■ **Collected data entries**
▽

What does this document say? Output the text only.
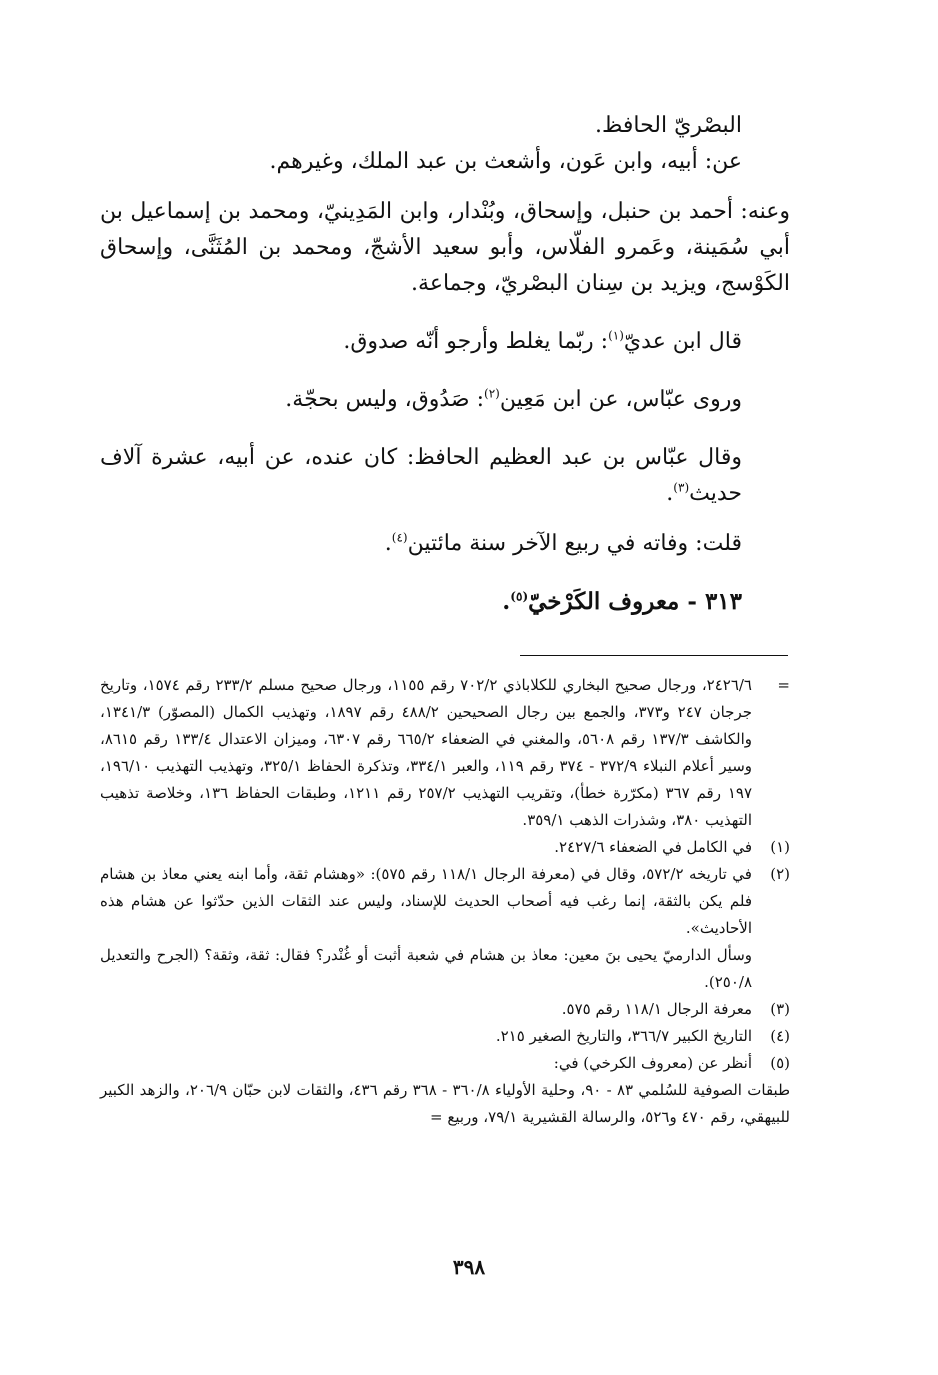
البصْريّ الحافظ.

عن: أبيه، وابن عَون، وأشعث بن عبد الملك، وغيرهم.

وعنه: أحمد بن حنبل، وإسحاق، وبُنْدار، وابن المَدِينيّ، ومحمد بن إسماعيل بن أبي سُمَينة، وعَمرو الفلّاس، وأبو سعيد الأشجّ، ومحمد بن المُثَنَّى، وإسحاق الكَوْسج، ويزيد بن سِنان البصْريّ، وجماعة.

قال ابن عديّ$^{(١)}$: ربّما يغلط وأرجو أنّه صدوق.

وروى عبّاس، عن ابن مَعِين$^{(٢)}$: صَدُوق، وليس بحجّة.

وقال عبّاس بن عبد العظيم الحافظ: كان عنده، عن أبيه، عشرة آلاف حديث$^{(٣)}$.

قلت: وفاته في ربيع الآخر سنة مائتين$^{(٤)}$.

٣١٣ - معروف الكَرْخيّ$^{(٥)}$.

=
٢٤٢٦/٦، ورجال صحيح البخاري للكلاباذي ٧٠٢/٢ رقم ١١٥٥، ورجال صحيح مسلم ٢٣٣/٢ رقم ١٥٧٤، وتاريخ جرجان ٢٤٧ و٣٧٣، والجمع بين رجال الصحيحين ٤٨٨/٢ رقم ١٨٩٧، وتهذيب الكمال (المصوّر) ١٣٤١/٣، والكاشف ١٣٧/٣ رقم ٥٦٠٨، والمغني في الضعفاء ٦٦٥/٢ رقم ٦٣٠٧، وميزان الاعتدال ١٣٣/٤ رقم ٨٦١٥، وسير أعلام النبلاء ٣٧٢/٩ - ٣٧٤ رقم ١١٩، والعبر ٣٣٤/١، وتذكرة الحفاظ ٣٢٥/١، وتهذيب التهذيب ١٩٦/١٠، ١٩٧ رقم ٣٦٧ (مكرّرة خطأ)، وتقريب التهذيب ٢٥٧/٢ رقم ١٢١١، وطبقات الحفاظ ١٣٦، وخلاصة تذهيب التهذيب ٣٨٠، وشذرات الذهب ٣٥٩/١.
(١)
في الكامل في الضعفاء ٢٤٢٧/٦.
(٢)
في تاريخه ٥٧٢/٢، وقال في (معرفة الرجال ١١٨/١ رقم ٥٧٥): «وهشام ثقة، وأما ابنه يعني معاذ بن هشام فلم يكن بالثقة، إنما رغب فيه أصحاب الحديث للإسناد، وليس عند الثقات الذين حدّثوا عن هشام هذه الأحاديث».
وسأل الدارميّ يحيى بنَ معين: معاذ بن هشام في شعبة أثبت أو غُنْدر؟ فقال: ثقة، وثقة؟ (الجرح والتعديل ٢٥٠/٨).
(٣)
معرفة الرجال ١١٨/١ رقم ٥٧٥.
(٤)
التاريخ الكبير ٣٦٦/٧، والتاريخ الصغير ٢١٥.
(٥)
أنظر عن (معروف الكرخي) في:
طبقات الصوفية للسُلمي ٨٣ - ٩٠، وحلية الأولياء ٣٦٠/٨ - ٣٦٨ رقم ٤٣٦، والثقات لابن حبّان ٢٠٦/٩، والزهد الكبير للبيهقي، رقم ٤٧٠ و٥٢٦، والرسالة القشيرية ٧٩/١، وربيع =
٣٩٨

△

■ **Set exercise**
Every line should be retyped exactly, with the pictures omitted.

■ **The reply**
What does this document say? Output the text only.
البصْريّ الحافظ.

عن: أبيه، وابن عَون، وأشعث بن عبد الملك، وغيرهم.

وعنه: أحمد بن حنبل، وإسحاق، وبُنْدار، وابن المَدِينيّ، ومحمد بن إسماعيل بن أبي سُمَينة، وعَمرو الفلّاس، وأبو سعيد الأشجّ، ومحمد بن المُثَنَّى، وإسحاق الكَوْسج، ويزيد بن سِنان البصْريّ، وجماعة.

قال ابن عديّ$^{(١)}$: ربّما يغلط وأرجو أنّه صدوق.

وروى عبّاس، عن ابن مَعِين$^{(٢)}$: صَدُوق، وليس بحجّة.

وقال عبّاس بن عبد العظيم الحافظ: كان عنده، عن أبيه، عشرة آلاف حديث$^{(٣)}$.

قلت: وفاته في ربيع الآخر سنة مائتين$^{(٤)}$.

٣١٣ - معروف الكَرْخيّ$^{(٥)}$.

=
٢٤٢٦/٦، ورجال صحيح البخاري للكلاباذي ٧٠٢/٢ رقم ١١٥٥، ورجال صحيح مسلم ٢٣٣/٢ رقم ١٥٧٤، وتاريخ جرجان ٢٤٧ و٣٧٣، والجمع بين رجال الصحيحين ٤٨٨/٢ رقم ١٨٩٧، وتهذيب الكمال (المصوّر) ١٣٤١/٣، والكاشف ١٣٧/٣ رقم ٥٦٠٨، والمغني في الضعفاء ٦٦٥/٢ رقم ٦٣٠٧، وميزان الاعتدال ١٣٣/٤ رقم ٨٦١٥، وسير أعلام النبلاء ٣٧٢/٩ - ٣٧٤ رقم ١١٩، والعبر ٣٣٤/١، وتذكرة الحفاظ ٣٢٥/١، وتهذيب التهذيب ١٩٦/١٠، ١٩٧ رقم ٣٦٧ (مكرّرة خطأ)، وتقريب التهذيب ٢٥٧/٢ رقم ١٢١١، وطبقات الحفاظ ١٣٦، وخلاصة تذهيب التهذيب ٣٨٠، وشذرات الذهب ٣٥٩/١.
(١)
في الكامل في الضعفاء ٢٤٢٧/٦.
(٢)
في تاريخه ٥٧٢/٢، وقال في (معرفة الرجال ١١٨/١ رقم ٥٧٥): «وهشام ثقة، وأما ابنه يعني معاذ بن هشام فلم يكن بالثقة، إنما رغب فيه أصحاب الحديث للإسناد، وليس عند الثقات الذين حدّثوا عن هشام هذه الأحاديث».
وسأل الدارميّ يحيى بنَ معين: معاذ بن هشام في شعبة أثبت أو غُنْدر؟ فقال: ثقة، وثقة؟ (الجرح والتعديل ٢٥٠/٨).
(٣)
معرفة الرجال ١١٨/١ رقم ٥٧٥.
(٤)
التاريخ الكبير ٣٦٦/٧، والتاريخ الصغير ٢١٥.
(٥)
أنظر عن (معروف الكرخي) في:
طبقات الصوفية للسُلمي ٨٣ - ٩٠، وحلية الأولياء ٣٦٠/٨ - ٣٦٨ رقم ٤٣٦، والثقات لابن حبّان ٢٠٦/٩، والزهد الكبير للبيهقي، رقم ٤٧٠ و٥٢٦، والرسالة القشيرية ٧٩/١، وربيع =
٣٩٨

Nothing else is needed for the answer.